> Required work:
Only the lines from the one with "Enumerate this screenshot's" to the last line belong in your answer; write them out exactly and drop the pictures.

Dataset listings of figures
--- Start ---

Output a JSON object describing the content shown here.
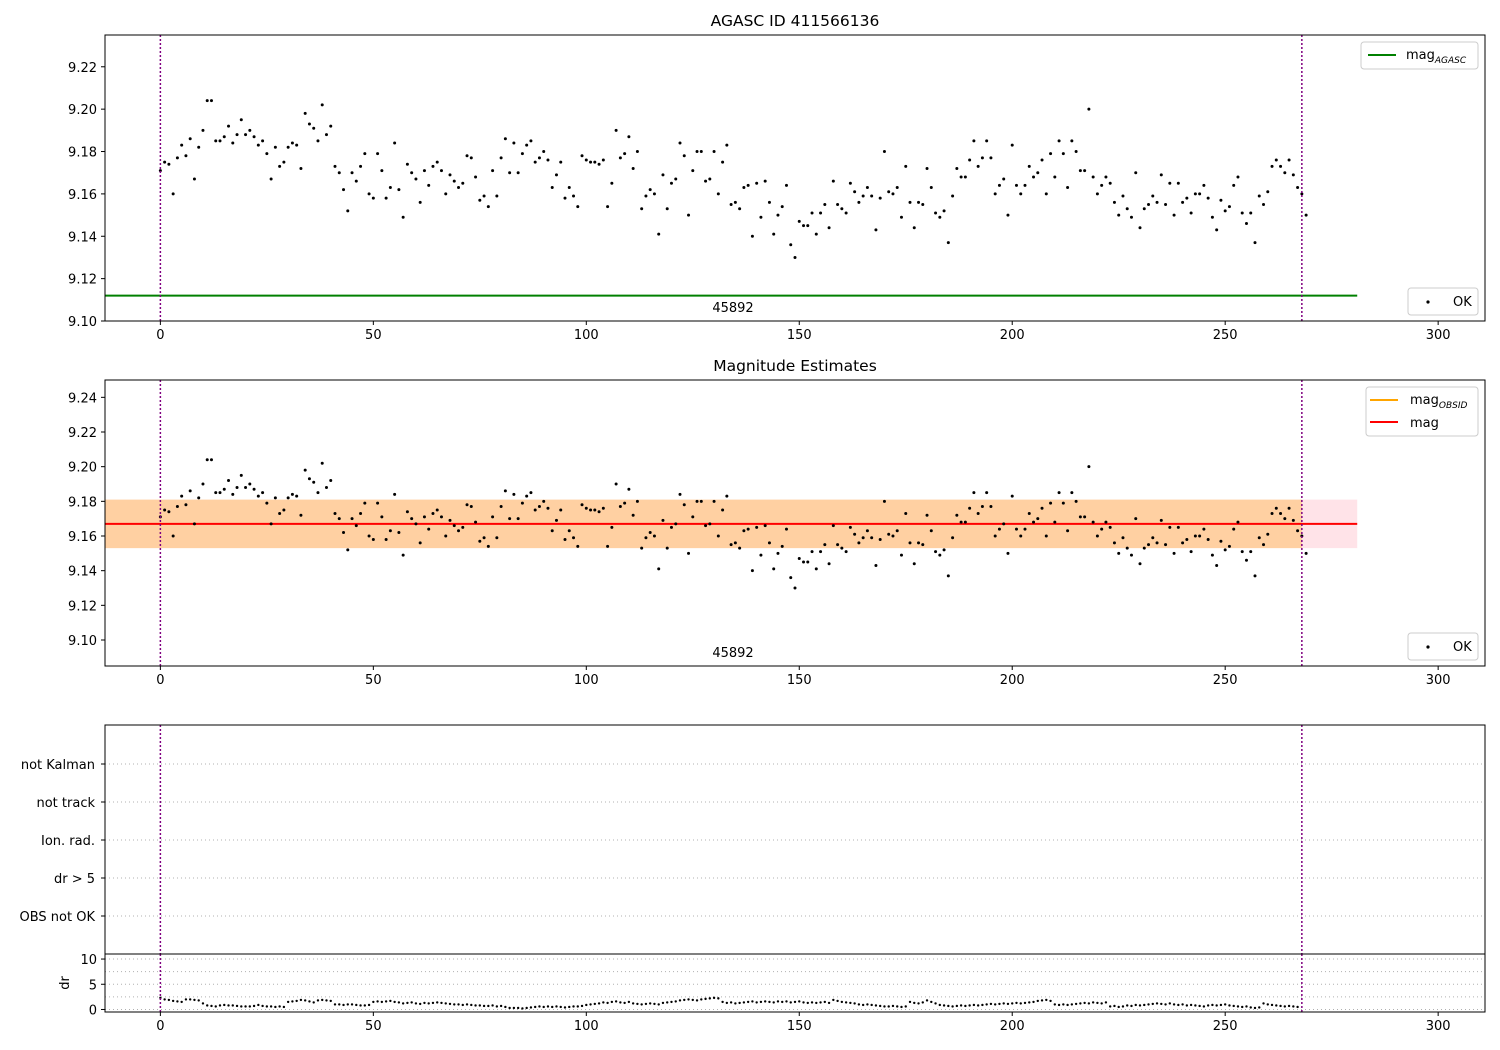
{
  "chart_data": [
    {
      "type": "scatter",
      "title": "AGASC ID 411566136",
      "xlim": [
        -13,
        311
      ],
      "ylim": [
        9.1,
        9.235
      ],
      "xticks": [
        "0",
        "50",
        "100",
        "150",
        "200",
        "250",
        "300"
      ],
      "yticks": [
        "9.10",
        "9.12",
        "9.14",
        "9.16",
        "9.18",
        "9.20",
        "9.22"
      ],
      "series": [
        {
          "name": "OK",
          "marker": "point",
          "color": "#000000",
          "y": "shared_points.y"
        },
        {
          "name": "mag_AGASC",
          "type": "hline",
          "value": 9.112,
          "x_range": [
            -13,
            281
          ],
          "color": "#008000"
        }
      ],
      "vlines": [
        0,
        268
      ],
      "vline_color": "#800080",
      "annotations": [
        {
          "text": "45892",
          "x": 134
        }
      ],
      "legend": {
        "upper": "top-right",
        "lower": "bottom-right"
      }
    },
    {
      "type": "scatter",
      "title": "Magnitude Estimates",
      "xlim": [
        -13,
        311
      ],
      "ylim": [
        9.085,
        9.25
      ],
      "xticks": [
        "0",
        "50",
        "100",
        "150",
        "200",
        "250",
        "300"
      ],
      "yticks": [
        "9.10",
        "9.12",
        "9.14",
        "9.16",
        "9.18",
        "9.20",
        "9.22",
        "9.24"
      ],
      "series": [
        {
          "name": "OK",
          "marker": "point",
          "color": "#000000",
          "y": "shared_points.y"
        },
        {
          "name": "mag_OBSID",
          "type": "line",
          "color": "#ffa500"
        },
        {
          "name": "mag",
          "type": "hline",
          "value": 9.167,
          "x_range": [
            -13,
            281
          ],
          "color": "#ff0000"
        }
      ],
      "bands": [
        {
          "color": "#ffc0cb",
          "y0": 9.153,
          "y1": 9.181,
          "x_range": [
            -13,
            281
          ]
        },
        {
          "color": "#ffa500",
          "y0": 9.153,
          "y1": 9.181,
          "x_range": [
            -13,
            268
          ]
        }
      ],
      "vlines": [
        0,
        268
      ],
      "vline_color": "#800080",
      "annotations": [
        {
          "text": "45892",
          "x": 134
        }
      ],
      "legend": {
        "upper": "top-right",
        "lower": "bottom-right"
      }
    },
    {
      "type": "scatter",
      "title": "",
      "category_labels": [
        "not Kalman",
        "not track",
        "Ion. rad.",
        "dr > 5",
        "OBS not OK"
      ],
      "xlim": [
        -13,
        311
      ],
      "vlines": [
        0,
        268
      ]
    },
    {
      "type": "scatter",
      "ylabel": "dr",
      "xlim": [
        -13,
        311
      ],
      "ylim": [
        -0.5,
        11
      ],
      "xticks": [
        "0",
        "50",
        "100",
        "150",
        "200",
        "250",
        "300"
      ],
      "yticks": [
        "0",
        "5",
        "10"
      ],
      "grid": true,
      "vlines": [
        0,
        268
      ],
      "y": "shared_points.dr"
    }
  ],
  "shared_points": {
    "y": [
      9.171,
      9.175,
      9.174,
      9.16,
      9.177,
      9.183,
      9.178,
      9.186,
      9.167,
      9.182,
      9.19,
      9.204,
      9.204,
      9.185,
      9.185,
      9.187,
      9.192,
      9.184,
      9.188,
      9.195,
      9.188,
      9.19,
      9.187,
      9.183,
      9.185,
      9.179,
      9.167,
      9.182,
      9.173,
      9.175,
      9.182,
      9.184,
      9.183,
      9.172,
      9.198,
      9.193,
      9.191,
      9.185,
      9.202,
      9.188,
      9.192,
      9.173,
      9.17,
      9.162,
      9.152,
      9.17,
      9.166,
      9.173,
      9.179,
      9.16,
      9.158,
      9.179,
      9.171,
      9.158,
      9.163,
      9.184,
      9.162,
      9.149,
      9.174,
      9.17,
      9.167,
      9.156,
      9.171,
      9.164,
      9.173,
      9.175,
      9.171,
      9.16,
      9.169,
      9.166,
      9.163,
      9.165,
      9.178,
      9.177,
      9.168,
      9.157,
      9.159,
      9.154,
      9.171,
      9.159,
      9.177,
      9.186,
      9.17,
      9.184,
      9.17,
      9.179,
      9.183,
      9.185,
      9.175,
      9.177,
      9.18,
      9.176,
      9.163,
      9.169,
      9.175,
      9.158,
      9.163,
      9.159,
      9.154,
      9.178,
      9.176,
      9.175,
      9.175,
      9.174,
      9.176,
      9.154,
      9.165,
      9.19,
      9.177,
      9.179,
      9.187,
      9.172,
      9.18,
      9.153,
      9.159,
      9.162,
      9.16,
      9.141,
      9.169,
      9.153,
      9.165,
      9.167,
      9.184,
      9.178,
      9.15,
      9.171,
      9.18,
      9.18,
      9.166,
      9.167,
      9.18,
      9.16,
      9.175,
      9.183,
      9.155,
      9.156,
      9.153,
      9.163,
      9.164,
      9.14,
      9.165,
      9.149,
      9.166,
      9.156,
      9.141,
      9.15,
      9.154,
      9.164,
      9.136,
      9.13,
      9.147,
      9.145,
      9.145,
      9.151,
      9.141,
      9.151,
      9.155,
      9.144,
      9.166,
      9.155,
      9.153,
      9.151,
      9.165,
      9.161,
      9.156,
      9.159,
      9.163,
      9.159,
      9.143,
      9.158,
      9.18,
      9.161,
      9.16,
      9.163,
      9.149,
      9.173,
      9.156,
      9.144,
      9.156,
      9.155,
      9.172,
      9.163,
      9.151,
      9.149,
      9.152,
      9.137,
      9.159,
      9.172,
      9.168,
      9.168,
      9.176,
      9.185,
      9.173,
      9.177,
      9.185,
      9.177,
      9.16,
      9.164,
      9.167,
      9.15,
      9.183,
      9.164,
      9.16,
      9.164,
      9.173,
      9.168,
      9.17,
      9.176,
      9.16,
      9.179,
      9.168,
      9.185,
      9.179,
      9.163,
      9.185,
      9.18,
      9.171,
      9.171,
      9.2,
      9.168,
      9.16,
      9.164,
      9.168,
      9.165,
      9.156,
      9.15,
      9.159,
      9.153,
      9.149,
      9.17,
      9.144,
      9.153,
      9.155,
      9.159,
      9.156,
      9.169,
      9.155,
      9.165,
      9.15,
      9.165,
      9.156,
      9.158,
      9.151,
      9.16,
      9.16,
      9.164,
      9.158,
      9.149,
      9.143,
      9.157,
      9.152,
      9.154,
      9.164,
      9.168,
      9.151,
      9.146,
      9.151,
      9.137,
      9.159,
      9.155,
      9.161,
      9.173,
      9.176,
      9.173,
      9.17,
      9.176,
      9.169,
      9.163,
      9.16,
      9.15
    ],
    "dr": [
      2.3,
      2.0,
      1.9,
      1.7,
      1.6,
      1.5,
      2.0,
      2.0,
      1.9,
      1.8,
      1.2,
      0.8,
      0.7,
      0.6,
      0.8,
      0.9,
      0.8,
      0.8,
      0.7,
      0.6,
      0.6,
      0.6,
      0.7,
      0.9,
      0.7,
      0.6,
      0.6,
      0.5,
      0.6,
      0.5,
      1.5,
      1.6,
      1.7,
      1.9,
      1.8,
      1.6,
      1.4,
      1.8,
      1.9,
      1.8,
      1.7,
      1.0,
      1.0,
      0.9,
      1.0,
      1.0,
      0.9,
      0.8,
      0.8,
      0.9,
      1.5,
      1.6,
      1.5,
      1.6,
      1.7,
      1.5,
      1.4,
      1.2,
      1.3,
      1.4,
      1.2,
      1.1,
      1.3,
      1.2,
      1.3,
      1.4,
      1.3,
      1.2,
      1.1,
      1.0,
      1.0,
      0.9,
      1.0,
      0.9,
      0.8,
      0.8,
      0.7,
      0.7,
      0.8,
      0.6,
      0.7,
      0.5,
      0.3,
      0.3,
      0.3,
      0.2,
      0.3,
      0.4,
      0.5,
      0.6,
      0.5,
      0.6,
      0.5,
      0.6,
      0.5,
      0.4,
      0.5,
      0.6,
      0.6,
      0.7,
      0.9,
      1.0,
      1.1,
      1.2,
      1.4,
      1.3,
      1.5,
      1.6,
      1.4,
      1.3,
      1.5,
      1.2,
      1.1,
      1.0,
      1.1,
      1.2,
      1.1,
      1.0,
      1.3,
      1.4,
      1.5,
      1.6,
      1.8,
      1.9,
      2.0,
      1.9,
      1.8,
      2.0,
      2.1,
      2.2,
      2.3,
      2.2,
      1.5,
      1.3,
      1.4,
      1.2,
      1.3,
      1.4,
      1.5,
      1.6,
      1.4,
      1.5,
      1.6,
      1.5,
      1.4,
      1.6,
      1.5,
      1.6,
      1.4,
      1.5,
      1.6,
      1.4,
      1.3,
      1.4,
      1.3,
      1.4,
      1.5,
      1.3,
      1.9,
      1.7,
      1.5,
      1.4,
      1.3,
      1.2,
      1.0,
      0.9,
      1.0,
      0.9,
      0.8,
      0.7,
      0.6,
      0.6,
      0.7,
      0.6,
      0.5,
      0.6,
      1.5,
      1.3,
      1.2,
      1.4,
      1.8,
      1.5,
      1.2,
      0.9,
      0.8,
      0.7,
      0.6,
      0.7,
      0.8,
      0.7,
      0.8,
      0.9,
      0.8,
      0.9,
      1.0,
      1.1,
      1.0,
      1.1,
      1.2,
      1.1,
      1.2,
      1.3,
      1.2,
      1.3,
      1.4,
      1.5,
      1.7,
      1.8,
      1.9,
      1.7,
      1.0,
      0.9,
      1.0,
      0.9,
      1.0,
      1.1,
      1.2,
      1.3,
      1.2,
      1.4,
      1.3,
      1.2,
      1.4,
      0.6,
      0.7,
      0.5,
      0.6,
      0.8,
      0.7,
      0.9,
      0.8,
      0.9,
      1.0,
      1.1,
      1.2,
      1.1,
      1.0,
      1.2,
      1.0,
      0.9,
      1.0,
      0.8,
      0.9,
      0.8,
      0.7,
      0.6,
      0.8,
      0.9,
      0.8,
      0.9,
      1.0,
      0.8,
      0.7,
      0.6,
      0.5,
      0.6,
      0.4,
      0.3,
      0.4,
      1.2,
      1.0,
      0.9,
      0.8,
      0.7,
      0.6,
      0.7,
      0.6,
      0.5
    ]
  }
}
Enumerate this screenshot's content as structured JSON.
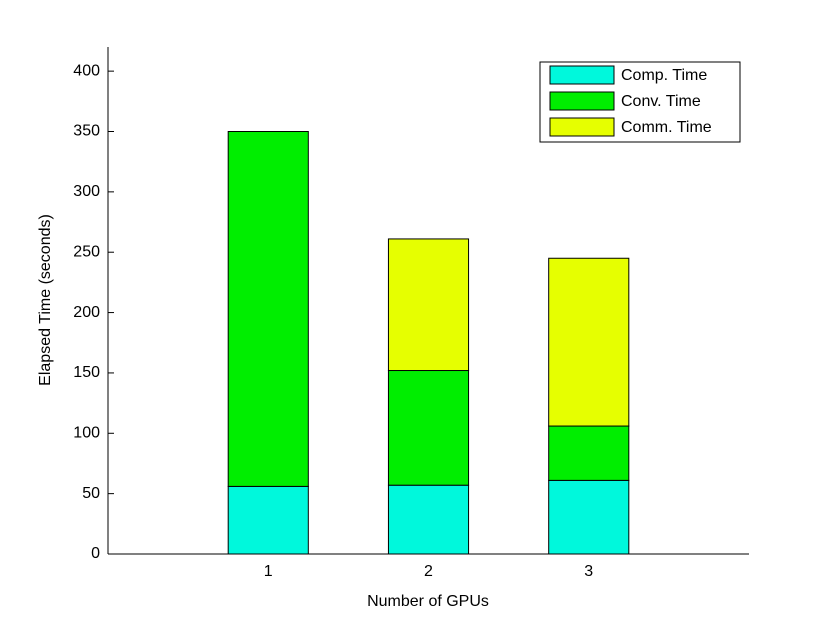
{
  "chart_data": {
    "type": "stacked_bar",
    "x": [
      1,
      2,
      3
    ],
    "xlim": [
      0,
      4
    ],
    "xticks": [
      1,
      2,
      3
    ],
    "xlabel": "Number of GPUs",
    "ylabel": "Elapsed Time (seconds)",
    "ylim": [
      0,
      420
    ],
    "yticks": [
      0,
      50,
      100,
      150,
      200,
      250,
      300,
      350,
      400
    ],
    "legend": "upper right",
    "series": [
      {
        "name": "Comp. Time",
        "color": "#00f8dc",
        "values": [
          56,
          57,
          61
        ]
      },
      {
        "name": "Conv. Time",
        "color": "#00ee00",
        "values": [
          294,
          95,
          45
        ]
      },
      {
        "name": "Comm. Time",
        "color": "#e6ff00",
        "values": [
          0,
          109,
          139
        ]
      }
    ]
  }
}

--- End ---

> Answer below:
Enumerate this screenshot's content as structured JSON.
{
  "chart_data": {
    "type": "stacked_bar",
    "x": [
      1,
      2,
      3
    ],
    "xlim": [
      0,
      4
    ],
    "xticks": [
      1,
      2,
      3
    ],
    "xlabel": "Number of GPUs",
    "ylabel": "Elapsed Time (seconds)",
    "ylim": [
      0,
      420
    ],
    "yticks": [
      0,
      50,
      100,
      150,
      200,
      250,
      300,
      350,
      400
    ],
    "legend": "upper right",
    "series": [
      {
        "name": "Comp. Time",
        "color": "#00f8dc",
        "values": [
          56,
          57,
          61
        ]
      },
      {
        "name": "Conv. Time",
        "color": "#00ee00",
        "values": [
          294,
          95,
          45
        ]
      },
      {
        "name": "Comm. Time",
        "color": "#e6ff00",
        "values": [
          0,
          109,
          139
        ]
      }
    ]
  }
}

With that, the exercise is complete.